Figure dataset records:

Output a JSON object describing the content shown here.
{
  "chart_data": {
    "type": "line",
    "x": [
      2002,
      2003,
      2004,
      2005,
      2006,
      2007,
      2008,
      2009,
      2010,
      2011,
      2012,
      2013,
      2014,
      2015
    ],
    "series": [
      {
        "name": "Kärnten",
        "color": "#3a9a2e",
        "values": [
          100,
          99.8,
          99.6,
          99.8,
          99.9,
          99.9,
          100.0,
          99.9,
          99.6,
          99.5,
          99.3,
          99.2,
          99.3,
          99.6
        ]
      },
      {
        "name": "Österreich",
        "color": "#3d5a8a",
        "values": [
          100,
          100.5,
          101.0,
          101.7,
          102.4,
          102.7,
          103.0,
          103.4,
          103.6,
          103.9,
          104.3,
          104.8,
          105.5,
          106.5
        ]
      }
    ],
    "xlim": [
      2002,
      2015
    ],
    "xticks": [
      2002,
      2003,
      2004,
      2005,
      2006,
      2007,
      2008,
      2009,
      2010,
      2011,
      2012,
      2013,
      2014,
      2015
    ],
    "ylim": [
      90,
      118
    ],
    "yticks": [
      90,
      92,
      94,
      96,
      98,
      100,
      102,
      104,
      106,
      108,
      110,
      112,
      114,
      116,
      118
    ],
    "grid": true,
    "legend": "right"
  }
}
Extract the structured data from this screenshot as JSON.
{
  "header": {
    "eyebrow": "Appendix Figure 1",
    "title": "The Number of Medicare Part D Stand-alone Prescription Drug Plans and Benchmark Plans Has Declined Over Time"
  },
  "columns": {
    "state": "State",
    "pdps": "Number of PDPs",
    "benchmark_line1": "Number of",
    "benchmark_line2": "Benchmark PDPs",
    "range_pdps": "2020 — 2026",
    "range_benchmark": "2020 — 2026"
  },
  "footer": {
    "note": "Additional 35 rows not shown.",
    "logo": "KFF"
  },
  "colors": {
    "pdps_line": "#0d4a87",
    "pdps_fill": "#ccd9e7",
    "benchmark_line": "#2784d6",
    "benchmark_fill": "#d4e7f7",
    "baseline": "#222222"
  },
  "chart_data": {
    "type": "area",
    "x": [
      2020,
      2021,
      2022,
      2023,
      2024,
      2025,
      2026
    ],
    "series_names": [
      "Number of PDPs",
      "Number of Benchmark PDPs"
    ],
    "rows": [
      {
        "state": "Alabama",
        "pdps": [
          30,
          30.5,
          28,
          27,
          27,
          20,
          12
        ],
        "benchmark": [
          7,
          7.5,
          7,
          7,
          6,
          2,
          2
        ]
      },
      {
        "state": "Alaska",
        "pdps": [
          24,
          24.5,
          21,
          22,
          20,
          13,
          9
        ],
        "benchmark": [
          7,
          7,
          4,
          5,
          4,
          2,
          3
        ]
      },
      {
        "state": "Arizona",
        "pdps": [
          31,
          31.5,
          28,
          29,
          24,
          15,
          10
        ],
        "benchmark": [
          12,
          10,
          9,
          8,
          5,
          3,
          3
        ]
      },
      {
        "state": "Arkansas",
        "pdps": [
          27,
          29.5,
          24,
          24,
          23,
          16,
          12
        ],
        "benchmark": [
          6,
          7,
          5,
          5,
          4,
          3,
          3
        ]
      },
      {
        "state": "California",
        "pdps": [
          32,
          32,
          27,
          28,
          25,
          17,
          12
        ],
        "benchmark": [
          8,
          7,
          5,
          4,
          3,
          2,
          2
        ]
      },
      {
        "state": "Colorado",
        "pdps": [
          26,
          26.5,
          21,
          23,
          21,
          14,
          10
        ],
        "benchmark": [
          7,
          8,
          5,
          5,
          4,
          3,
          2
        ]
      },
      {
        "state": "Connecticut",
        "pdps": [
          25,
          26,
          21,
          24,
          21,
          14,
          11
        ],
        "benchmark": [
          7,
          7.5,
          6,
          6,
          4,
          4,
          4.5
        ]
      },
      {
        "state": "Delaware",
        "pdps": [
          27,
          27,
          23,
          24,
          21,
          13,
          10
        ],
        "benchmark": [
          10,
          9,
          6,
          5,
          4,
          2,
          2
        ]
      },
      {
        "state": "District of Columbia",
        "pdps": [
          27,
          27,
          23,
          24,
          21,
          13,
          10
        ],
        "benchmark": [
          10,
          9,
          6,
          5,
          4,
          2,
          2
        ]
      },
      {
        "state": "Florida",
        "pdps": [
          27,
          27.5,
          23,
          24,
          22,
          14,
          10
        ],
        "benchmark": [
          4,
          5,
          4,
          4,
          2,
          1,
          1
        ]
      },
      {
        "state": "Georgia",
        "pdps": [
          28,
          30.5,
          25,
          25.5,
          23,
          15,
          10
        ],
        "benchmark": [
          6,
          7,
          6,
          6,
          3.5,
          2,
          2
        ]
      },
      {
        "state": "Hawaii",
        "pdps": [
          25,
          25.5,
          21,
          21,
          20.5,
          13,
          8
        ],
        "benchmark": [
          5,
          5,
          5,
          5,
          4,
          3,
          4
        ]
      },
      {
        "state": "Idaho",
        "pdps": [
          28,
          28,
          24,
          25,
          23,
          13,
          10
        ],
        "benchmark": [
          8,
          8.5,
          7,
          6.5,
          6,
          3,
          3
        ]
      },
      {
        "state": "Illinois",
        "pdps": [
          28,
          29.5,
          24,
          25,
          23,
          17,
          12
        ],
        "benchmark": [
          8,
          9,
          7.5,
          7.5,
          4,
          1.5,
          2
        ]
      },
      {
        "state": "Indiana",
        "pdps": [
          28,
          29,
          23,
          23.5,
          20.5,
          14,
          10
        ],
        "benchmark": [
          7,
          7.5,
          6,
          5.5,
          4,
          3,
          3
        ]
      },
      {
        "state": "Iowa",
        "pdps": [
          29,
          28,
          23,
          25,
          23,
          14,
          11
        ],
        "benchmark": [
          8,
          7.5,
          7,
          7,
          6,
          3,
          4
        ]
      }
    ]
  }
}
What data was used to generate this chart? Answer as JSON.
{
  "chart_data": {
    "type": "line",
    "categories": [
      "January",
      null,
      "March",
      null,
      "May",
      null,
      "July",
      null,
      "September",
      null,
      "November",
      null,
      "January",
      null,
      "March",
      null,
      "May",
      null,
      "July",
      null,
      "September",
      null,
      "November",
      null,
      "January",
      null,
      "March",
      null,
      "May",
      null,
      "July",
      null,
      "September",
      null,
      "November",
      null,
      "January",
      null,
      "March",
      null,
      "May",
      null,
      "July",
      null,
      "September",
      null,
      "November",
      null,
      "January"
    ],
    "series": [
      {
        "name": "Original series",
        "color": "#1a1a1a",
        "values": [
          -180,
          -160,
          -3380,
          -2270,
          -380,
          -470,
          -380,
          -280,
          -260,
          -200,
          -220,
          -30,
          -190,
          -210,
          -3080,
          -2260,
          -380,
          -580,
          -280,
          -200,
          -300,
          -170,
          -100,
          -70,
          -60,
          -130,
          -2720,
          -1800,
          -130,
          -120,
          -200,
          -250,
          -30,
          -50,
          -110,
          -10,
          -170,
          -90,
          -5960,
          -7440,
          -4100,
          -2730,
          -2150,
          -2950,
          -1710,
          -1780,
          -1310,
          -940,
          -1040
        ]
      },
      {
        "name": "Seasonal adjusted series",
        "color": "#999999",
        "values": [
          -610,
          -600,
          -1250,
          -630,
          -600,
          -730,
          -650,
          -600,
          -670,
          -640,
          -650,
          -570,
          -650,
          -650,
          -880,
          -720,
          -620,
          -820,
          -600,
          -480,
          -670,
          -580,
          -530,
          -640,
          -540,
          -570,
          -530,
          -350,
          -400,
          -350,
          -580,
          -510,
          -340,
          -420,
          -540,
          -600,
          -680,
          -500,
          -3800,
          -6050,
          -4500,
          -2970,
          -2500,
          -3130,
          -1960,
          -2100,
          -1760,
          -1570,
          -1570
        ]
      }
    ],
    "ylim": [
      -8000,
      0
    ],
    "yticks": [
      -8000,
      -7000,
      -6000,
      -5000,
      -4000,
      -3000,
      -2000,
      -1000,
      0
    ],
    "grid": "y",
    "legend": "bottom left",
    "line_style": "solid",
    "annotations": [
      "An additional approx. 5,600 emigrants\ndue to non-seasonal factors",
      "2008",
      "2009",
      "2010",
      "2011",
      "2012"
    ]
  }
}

Short exercise — In the records above, find the lines containing "rows" and copy them.

Final answer —
    "note": "Additional 35 rows not shown.",
    "rows": [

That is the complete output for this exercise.